WHAT YOU SHOULD DO
Extract, from the records beneath this instruction, each line that contains the word "Anspruch".

INPUT DATA
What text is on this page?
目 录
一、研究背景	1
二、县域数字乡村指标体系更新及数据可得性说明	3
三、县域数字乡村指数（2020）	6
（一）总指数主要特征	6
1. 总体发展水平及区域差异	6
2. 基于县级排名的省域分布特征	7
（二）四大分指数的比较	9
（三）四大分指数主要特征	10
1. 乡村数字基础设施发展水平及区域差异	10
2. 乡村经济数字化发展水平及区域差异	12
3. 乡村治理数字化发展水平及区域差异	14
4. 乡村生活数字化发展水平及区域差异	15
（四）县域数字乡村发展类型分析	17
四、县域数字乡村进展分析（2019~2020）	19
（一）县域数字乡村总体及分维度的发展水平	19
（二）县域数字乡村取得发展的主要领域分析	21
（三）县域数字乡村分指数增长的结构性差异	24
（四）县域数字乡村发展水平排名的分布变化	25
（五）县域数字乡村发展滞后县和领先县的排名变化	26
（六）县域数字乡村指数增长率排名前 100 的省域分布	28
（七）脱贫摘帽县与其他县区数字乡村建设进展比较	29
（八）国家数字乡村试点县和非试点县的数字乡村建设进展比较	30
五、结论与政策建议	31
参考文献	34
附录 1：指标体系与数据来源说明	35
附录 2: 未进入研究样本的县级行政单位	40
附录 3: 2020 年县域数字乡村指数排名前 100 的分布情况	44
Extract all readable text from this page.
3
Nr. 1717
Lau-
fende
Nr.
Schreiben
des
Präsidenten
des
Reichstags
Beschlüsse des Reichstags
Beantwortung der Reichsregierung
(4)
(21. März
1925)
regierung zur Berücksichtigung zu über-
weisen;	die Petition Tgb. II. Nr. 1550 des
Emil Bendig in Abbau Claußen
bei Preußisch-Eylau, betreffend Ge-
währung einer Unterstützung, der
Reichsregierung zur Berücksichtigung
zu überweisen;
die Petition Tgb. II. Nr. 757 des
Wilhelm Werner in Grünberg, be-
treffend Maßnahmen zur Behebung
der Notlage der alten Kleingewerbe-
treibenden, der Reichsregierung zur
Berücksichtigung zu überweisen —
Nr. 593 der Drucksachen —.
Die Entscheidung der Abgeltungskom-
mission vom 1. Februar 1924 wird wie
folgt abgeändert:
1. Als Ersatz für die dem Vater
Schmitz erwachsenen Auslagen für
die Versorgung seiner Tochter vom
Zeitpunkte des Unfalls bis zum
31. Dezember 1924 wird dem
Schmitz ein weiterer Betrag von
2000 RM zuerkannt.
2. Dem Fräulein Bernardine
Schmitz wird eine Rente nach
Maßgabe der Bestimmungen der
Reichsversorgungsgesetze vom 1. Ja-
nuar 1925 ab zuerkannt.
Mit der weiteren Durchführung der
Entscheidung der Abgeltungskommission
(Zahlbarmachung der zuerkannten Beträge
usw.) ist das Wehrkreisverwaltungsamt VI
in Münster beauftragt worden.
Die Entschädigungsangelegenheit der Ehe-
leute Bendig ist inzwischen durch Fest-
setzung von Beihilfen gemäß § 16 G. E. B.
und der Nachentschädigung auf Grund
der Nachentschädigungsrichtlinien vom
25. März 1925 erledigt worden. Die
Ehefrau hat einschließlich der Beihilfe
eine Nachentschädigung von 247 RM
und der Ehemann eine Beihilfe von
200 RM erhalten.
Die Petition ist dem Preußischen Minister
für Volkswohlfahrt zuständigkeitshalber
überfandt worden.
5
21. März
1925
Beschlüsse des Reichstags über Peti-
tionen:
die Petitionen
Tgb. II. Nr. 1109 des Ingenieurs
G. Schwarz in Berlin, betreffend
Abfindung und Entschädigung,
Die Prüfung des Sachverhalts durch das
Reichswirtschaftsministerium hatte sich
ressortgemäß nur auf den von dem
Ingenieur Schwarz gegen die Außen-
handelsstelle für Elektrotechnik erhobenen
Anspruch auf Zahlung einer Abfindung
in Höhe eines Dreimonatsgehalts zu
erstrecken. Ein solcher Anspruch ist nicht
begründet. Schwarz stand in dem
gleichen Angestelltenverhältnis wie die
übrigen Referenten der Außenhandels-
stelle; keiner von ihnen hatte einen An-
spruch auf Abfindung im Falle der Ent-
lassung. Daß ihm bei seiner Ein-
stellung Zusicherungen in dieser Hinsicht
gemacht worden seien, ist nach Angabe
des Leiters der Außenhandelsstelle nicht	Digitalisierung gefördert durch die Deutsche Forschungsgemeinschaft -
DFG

EXERCISE SOLUTION
Anspruch auf Zahlung einer Abfindung
erstrecken. Ein solcher Anspruch ist nicht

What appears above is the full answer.